# To do
All the data must come back unchanged, except that pictures are left out.

# Extracted data
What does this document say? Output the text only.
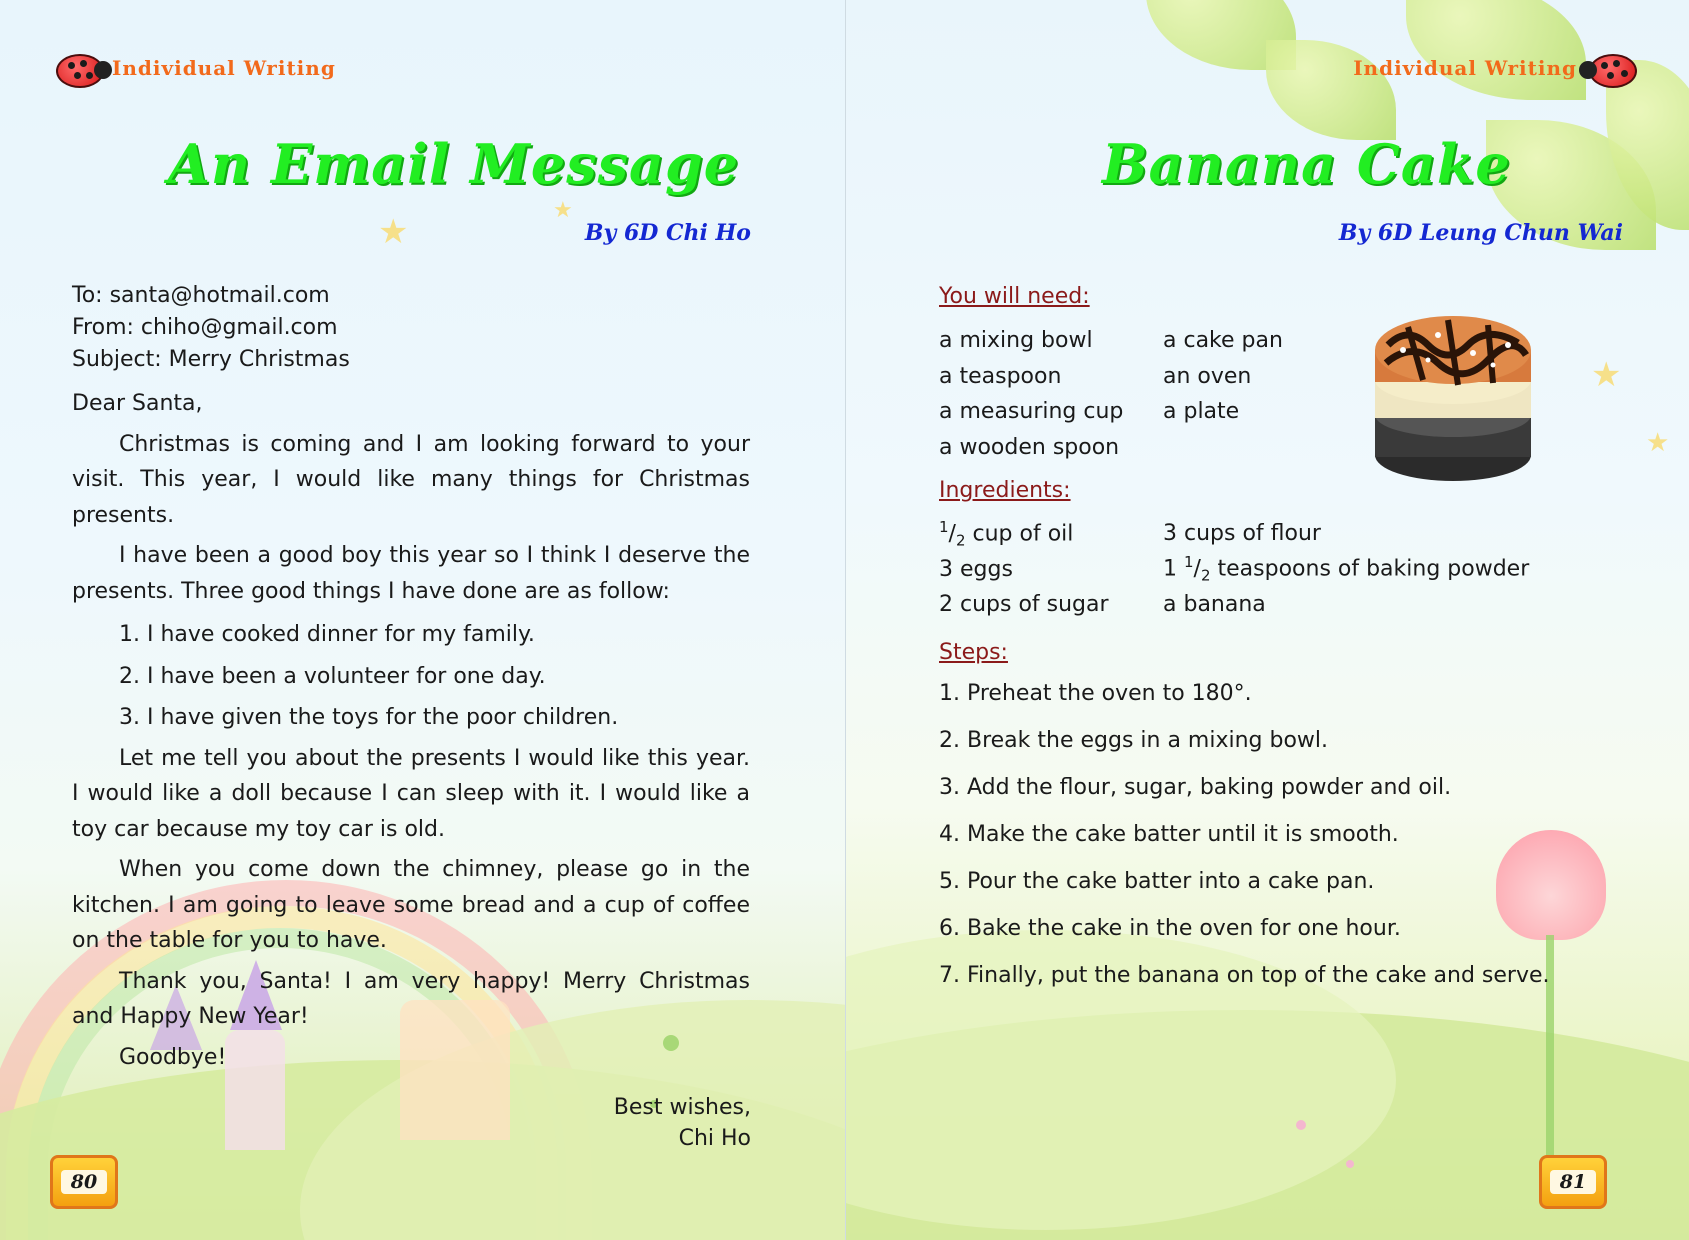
★
★
Individual Writing
An Email Message
By 6D Chi Ho
To: santa@hotmail.com
From: chiho@gmail.com
Subject: Merry Christmas

Dear Santa,

Christmas is coming and I am looking forward to your visit. This year, I would like many things for Christmas presents.

I have been a good boy this year so I think I deserve the presents. Three good things I have done are as follow:

1. I have cooked dinner for my family.
2. I have been a volunteer for one day.
3. I have given the toys for the poor children.

Let me tell you about the presents I would like this year. I would like a doll because I can sleep with it. I would like a toy car because my toy car is old.

When you come down the chimney, please go in the kitchen. I am going to leave some bread and a cup of coffee on the table for you to have.

Thank you, Santa! I am very happy! Merry Christmas and Happy New Year!

Goodbye!

Best wishes,
Chi Ho
80
★
★
Individual Writing
Banana Cake
By 6D Leung Chun Wai
You will need:
a mixing bowl	a cake pan
a teaspoon	an oven
a measuring cup	a plate
a wooden spoon
Ingredients:
$^1/_2$ cup of oil	3 cups of flour
3 eggs	1 $^1/_2$ teaspoons of baking powder
2 cups of sugar	a banana
Steps:
1. Preheat the oven to 180°.
2. Break the eggs in a mixing bowl.
3. Add the flour, sugar, baking powder and oil.
4. Make the cake batter until it is smooth.
5. Pour the cake batter into a cake pan.
6. Bake the cake in the oven for one hour.
7. Finally, put the banana on top of the cake and serve.
81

# Written answer
What does this document say? Output the text only.
★
★
Individual Writing
An Email Message
By 6D Chi Ho
To: santa@hotmail.com
From: chiho@gmail.com
Subject: Merry Christmas

Dear Santa,

Christmas is coming and I am looking forward to your visit. This year, I would like many things for Christmas presents.

I have been a good boy this year so I think I deserve the presents. Three good things I have done are as follow:

1. I have cooked dinner for my family.
2. I have been a volunteer for one day.
3. I have given the toys for the poor children.

Let me tell you about the presents I would like this year. I would like a doll because I can sleep with it. I would like a toy car because my toy car is old.

When you come down the chimney, please go in the kitchen. I am going to leave some bread and a cup of coffee on the table for you to have.

Thank you, Santa! I am very happy! Merry Christmas and Happy New Year!

Goodbye!

Best wishes,
Chi Ho
80
★
★
Individual Writing
Banana Cake
By 6D Leung Chun Wai
You will need:
a mixing bowl	a cake pan
a teaspoon	an oven
a measuring cup	a plate
a wooden spoon
Ingredients:
$^1/_2$ cup of oil	3 cups of flour
3 eggs	1 $^1/_2$ teaspoons of baking powder
2 cups of sugar	a banana
Steps:
1. Preheat the oven to 180°.
2. Break the eggs in a mixing bowl.
3. Add the flour, sugar, baking powder and oil.
4. Make the cake batter until it is smooth.
5. Pour the cake batter into a cake pan.
6. Bake the cake in the oven for one hour.
7. Finally, put the banana on top of the cake and serve.
81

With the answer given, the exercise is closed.